**** Provided data
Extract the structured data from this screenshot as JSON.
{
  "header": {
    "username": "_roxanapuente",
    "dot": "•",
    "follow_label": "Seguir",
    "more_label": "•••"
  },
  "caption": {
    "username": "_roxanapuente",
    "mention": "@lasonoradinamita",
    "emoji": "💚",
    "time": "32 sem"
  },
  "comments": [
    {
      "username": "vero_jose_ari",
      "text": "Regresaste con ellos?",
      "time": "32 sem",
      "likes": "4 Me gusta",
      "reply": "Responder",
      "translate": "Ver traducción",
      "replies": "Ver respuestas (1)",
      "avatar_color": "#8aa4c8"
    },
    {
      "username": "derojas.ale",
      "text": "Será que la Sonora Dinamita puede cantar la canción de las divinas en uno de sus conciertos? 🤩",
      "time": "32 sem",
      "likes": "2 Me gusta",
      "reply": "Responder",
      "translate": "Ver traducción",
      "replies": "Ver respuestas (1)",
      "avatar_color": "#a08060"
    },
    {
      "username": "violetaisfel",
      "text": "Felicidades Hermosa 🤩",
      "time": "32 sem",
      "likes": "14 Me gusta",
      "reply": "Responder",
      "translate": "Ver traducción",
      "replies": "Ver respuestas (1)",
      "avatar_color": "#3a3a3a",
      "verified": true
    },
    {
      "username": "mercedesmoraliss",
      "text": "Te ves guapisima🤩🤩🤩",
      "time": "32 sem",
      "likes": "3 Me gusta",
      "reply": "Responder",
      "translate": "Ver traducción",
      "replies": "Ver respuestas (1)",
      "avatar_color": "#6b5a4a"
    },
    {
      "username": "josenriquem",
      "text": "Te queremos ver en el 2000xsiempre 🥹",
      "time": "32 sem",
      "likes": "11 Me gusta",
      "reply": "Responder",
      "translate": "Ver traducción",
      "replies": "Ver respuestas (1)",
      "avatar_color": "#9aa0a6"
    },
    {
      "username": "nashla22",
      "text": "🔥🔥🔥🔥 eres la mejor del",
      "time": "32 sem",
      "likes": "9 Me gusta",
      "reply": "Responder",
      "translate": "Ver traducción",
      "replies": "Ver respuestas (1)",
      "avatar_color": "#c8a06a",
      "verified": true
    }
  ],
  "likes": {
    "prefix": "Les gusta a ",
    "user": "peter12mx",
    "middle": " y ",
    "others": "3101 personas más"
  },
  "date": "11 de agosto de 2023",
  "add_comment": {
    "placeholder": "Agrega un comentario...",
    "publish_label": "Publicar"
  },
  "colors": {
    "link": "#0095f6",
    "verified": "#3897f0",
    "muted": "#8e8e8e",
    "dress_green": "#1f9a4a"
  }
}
********
→ **Set problem**: Select, from the listing, all lines that include the word "gusta".

→ **Exercise result**:
      "likes": "4 Me gusta",
      "likes": "2 Me gusta",
      "likes": "14 Me gusta",
      "likes": "3 Me gusta",
      "likes": "11 Me gusta",
      "likes": "9 Me gusta",
    "prefix": "Les gusta a ",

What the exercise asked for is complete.